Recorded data
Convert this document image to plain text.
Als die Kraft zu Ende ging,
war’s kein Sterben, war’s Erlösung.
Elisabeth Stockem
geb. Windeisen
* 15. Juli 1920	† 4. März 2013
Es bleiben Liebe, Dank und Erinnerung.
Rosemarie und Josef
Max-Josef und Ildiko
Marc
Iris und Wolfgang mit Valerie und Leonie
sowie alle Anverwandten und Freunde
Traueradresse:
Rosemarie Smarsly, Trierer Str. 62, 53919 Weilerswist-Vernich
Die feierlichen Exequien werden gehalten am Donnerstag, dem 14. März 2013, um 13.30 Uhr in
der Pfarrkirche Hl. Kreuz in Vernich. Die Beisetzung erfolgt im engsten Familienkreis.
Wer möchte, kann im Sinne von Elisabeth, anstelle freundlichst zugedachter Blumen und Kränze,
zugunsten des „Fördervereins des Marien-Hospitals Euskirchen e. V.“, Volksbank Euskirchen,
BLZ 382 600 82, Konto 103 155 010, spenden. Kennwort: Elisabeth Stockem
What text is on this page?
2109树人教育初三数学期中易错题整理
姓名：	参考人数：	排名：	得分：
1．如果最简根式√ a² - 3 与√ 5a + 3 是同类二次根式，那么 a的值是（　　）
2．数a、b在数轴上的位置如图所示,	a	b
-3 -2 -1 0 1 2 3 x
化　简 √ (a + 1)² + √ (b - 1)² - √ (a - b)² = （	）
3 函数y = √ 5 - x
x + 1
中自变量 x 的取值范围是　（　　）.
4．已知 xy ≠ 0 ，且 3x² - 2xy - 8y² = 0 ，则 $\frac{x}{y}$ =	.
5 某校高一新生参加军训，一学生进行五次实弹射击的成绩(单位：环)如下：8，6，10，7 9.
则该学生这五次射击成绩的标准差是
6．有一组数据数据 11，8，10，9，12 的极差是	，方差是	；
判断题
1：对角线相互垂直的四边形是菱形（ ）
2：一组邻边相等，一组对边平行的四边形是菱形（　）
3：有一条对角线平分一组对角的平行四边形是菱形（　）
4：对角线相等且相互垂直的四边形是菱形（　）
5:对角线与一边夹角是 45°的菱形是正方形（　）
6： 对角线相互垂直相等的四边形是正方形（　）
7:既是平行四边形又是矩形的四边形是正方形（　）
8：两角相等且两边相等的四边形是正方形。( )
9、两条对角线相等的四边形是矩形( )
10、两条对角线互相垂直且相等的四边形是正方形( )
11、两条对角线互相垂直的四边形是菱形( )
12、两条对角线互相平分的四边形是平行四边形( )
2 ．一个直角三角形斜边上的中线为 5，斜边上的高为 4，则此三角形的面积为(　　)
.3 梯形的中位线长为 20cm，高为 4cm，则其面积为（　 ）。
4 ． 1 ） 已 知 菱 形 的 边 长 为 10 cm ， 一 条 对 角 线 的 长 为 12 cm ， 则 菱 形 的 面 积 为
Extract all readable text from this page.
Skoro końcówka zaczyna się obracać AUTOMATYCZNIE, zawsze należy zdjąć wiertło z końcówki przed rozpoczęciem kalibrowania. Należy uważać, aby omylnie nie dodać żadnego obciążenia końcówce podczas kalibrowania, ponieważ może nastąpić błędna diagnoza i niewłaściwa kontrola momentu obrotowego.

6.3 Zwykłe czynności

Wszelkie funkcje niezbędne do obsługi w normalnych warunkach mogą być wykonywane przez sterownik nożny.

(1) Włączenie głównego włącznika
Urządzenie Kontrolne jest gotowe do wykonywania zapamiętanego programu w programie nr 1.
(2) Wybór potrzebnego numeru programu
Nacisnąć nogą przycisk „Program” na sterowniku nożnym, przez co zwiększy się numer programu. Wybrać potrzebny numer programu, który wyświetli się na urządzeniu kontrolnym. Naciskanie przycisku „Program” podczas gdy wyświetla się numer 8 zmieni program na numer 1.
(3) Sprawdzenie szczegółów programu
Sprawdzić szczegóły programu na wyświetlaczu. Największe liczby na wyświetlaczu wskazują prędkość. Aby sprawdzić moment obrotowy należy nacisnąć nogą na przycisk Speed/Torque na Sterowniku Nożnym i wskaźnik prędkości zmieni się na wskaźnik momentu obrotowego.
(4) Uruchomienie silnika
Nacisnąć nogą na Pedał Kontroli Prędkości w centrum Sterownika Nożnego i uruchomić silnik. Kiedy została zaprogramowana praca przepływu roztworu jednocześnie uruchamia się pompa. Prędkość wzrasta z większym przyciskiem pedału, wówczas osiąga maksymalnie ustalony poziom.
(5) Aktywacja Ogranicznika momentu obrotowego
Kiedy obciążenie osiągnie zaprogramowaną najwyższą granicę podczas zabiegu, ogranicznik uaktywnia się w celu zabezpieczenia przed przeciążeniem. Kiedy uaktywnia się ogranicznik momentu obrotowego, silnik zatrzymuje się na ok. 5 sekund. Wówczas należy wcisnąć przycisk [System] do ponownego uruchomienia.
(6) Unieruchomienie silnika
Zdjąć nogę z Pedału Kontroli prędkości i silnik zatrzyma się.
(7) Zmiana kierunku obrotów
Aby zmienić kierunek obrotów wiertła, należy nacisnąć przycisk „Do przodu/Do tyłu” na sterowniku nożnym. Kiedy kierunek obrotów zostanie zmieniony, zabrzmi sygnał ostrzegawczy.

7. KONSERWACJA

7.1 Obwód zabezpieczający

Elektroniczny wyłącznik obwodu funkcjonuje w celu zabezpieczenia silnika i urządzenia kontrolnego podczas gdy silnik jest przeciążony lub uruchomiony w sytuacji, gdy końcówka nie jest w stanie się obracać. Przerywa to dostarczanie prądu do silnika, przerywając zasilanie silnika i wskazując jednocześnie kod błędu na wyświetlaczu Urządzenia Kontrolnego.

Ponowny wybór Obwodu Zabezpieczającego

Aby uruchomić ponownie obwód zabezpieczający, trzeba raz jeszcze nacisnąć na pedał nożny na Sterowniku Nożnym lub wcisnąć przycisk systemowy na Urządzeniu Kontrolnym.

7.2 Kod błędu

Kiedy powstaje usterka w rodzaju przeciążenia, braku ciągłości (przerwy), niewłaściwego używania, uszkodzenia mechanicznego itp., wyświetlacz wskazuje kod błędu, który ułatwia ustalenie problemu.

### Written exercise:
Go through the data and gather every line that holds "Rosemarie".

### Solved problem:
Rosemarie und Josef
Rosemarie Smarsly, Trierer Str. 62, 53919 Weilerswist-Vernich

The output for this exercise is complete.